• _BRIEF_:
Repeat the listing exactly as given, omitting every image.

• _TASK INPUTS_:
::::::::::

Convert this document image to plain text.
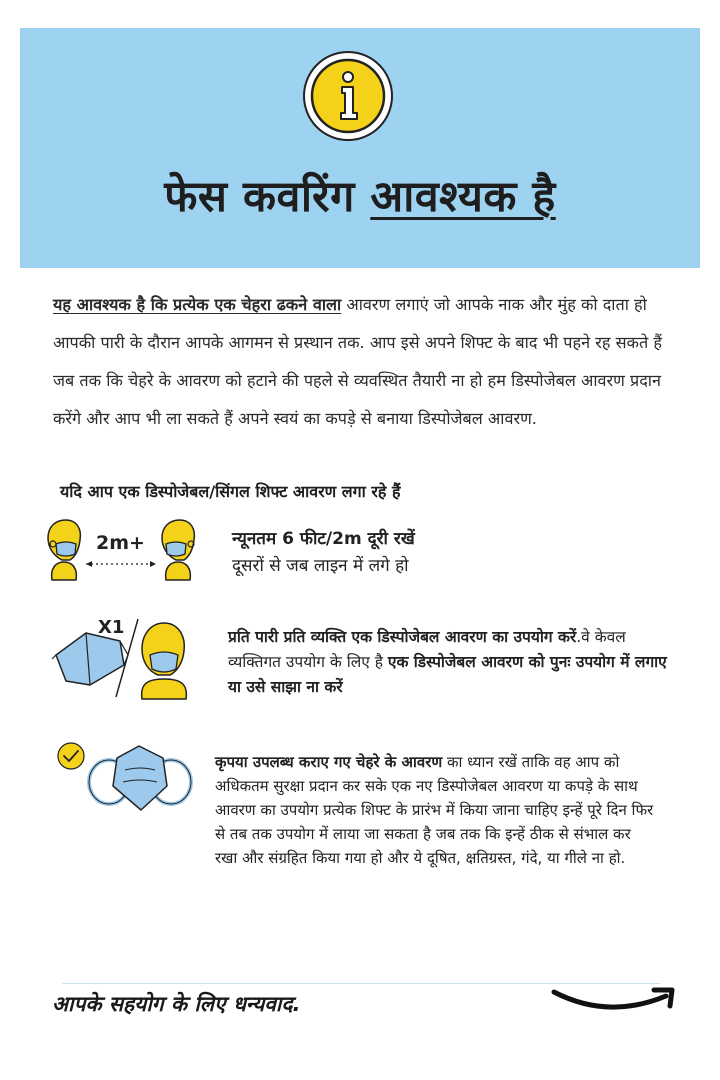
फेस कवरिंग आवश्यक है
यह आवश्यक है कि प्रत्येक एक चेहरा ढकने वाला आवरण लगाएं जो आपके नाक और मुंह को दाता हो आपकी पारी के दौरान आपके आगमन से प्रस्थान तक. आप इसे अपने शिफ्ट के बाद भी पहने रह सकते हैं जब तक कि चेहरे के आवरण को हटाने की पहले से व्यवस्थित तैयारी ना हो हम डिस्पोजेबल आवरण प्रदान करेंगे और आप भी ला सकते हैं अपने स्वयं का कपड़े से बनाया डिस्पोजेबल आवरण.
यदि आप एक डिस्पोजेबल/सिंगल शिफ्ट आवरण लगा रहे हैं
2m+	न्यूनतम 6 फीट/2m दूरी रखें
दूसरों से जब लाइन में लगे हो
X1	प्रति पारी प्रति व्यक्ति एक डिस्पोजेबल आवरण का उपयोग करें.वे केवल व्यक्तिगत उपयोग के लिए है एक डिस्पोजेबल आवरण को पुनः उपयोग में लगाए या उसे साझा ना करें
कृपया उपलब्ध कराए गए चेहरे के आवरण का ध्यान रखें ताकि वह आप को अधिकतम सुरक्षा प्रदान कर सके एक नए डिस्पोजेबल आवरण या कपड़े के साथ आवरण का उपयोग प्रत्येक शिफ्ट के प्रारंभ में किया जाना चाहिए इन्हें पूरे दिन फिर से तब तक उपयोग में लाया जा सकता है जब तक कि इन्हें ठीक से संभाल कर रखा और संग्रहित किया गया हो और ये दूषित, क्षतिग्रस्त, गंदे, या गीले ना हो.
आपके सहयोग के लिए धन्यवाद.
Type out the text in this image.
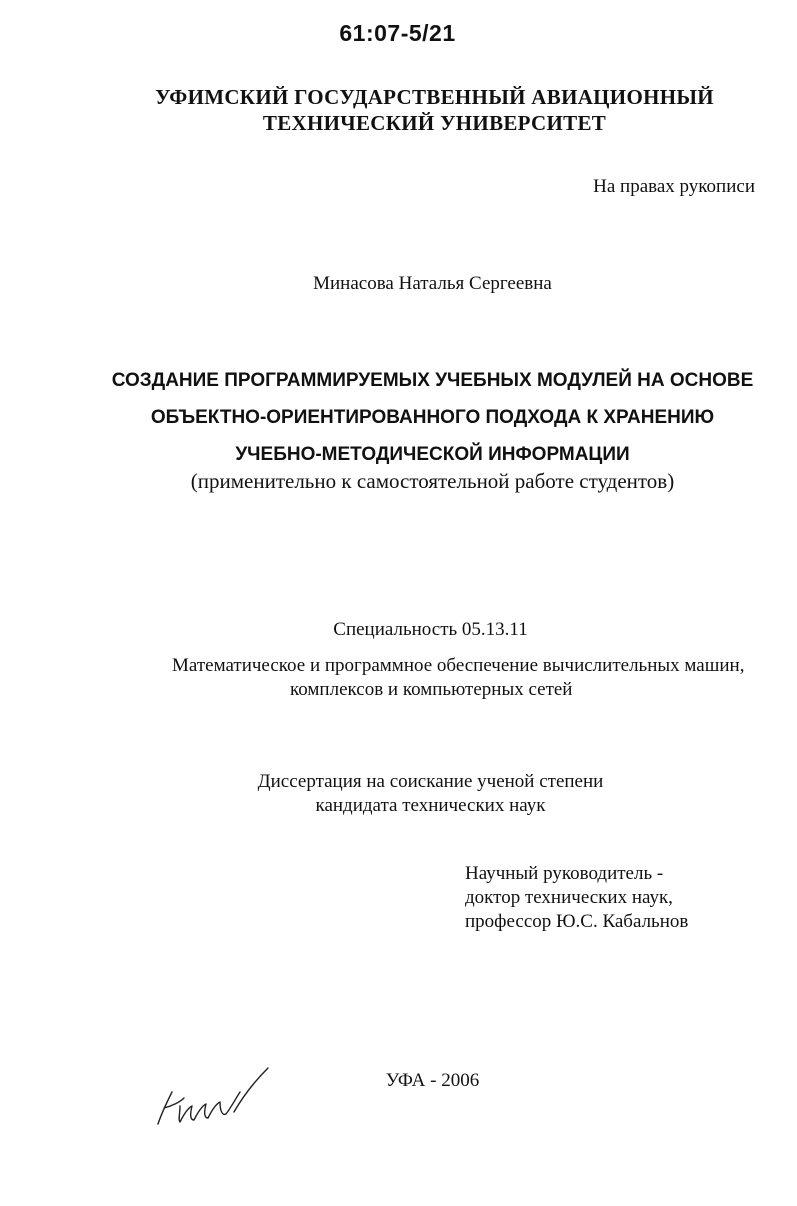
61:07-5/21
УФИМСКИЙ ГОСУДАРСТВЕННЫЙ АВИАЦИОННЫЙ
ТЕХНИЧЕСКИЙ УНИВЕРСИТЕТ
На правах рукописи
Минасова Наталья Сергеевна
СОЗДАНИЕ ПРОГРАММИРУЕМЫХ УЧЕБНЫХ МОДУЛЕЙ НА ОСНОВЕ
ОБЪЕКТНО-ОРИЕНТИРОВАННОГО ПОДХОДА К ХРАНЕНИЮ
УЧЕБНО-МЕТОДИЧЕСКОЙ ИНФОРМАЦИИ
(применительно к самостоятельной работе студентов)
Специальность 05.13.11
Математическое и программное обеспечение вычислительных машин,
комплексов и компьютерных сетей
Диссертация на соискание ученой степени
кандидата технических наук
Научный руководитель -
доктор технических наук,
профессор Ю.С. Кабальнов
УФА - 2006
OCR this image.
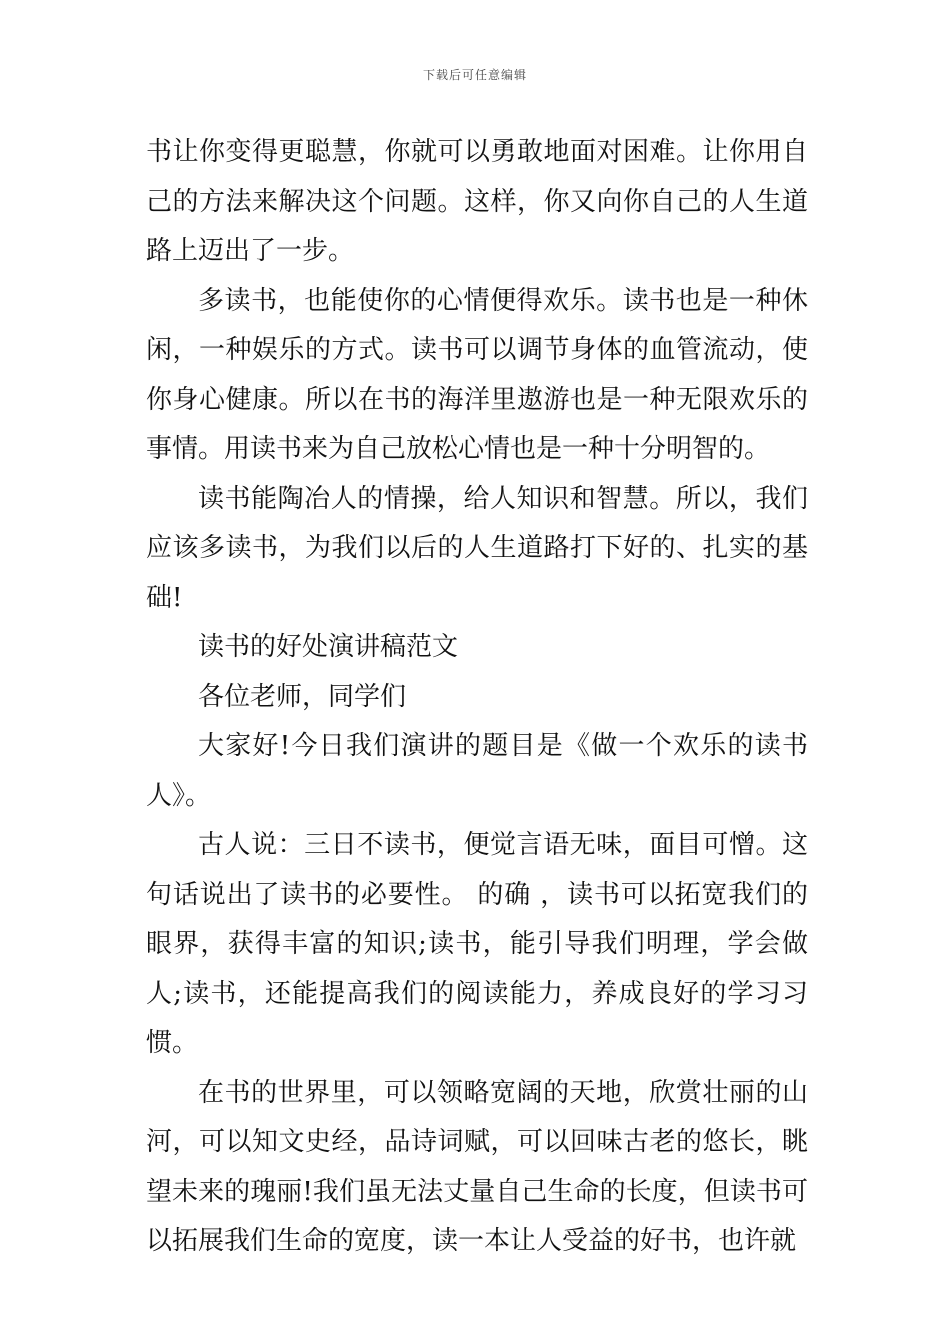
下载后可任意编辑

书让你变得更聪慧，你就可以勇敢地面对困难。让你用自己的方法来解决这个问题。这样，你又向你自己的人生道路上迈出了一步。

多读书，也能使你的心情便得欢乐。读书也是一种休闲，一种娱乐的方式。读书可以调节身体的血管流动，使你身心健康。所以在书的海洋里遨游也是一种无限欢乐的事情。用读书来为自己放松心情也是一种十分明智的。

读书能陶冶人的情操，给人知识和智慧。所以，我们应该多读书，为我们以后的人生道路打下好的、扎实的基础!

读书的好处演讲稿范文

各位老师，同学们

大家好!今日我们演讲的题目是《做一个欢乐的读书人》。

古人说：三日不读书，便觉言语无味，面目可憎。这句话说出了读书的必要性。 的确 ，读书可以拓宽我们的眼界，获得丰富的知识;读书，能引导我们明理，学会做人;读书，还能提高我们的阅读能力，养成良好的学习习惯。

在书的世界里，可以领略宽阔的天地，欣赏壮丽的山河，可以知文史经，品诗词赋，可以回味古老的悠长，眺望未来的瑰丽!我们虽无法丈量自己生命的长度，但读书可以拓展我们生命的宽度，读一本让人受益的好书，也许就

::::::::::

• _FULL ANSWER_:
Convert this document image to plain text.
फेस कवरिंग आवश्यक है
यह आवश्यक है कि प्रत्येक एक चेहरा ढकने वाला आवरण लगाएं जो आपके नाक और मुंह को दाता हो आपकी पारी के दौरान आपके आगमन से प्रस्थान तक. आप इसे अपने शिफ्ट के बाद भी पहने रह सकते हैं जब तक कि चेहरे के आवरण को हटाने की पहले से व्यवस्थित तैयारी ना हो हम डिस्पोजेबल आवरण प्रदान करेंगे और आप भी ला सकते हैं अपने स्वयं का कपड़े से बनाया डिस्पोजेबल आवरण.
यदि आप एक डिस्पोजेबल/सिंगल शिफ्ट आवरण लगा रहे हैं
2m+	न्यूनतम 6 फीट/2m दूरी रखें
दूसरों से जब लाइन में लगे हो
X1	प्रति पारी प्रति व्यक्ति एक डिस्पोजेबल आवरण का उपयोग करें.वे केवल व्यक्तिगत उपयोग के लिए है एक डिस्पोजेबल आवरण को पुनः उपयोग में लगाए या उसे साझा ना करें
कृपया उपलब्ध कराए गए चेहरे के आवरण का ध्यान रखें ताकि वह आप को अधिकतम सुरक्षा प्रदान कर सके एक नए डिस्पोजेबल आवरण या कपड़े के साथ आवरण का उपयोग प्रत्येक शिफ्ट के प्रारंभ में किया जाना चाहिए इन्हें पूरे दिन फिर से तब तक उपयोग में लाया जा सकता है जब तक कि इन्हें ठीक से संभाल कर रखा और संग्रहित किया गया हो और ये दूषित, क्षतिग्रस्त, गंदे, या गीले ना हो.
आपके सहयोग के लिए धन्यवाद.
Type out the text in this image.
61:07-5/21
УФИМСКИЙ ГОСУДАРСТВЕННЫЙ АВИАЦИОННЫЙ
ТЕХНИЧЕСКИЙ УНИВЕРСИТЕТ
На правах рукописи
Минасова Наталья Сергеевна
СОЗДАНИЕ ПРОГРАММИРУЕМЫХ УЧЕБНЫХ МОДУЛЕЙ НА ОСНОВЕ
ОБЪЕКТНО-ОРИЕНТИРОВАННОГО ПОДХОДА К ХРАНЕНИЮ
УЧЕБНО-МЕТОДИЧЕСКОЙ ИНФОРМАЦИИ
(применительно к самостоятельной работе студентов)
Специальность 05.13.11
Математическое и программное обеспечение вычислительных машин,
комплексов и компьютерных сетей
Диссертация на соискание ученой степени
кандидата технических наук
Научный руководитель -
доктор технических наук,
профессор Ю.С. Кабальнов
УФА - 2006
OCR this image.
下载后可任意编辑

书让你变得更聪慧，你就可以勇敢地面对困难。让你用自己的方法来解决这个问题。这样，你又向你自己的人生道路上迈出了一步。

多读书，也能使你的心情便得欢乐。读书也是一种休闲，一种娱乐的方式。读书可以调节身体的血管流动，使你身心健康。所以在书的海洋里遨游也是一种无限欢乐的事情。用读书来为自己放松心情也是一种十分明智的。

读书能陶冶人的情操，给人知识和智慧。所以，我们应该多读书，为我们以后的人生道路打下好的、扎实的基础!

读书的好处演讲稿范文

各位老师，同学们

大家好!今日我们演讲的题目是《做一个欢乐的读书人》。

古人说：三日不读书，便觉言语无味，面目可憎。这句话说出了读书的必要性。 的确 ，读书可以拓宽我们的眼界，获得丰富的知识;读书，能引导我们明理，学会做人;读书，还能提高我们的阅读能力，养成良好的学习习惯。

在书的世界里，可以领略宽阔的天地，欣赏壮丽的山河，可以知文史经，品诗词赋，可以回味古老的悠长，眺望未来的瑰丽!我们虽无法丈量自己生命的长度，但读书可以拓展我们生命的宽度，读一本让人受益的好书，也许就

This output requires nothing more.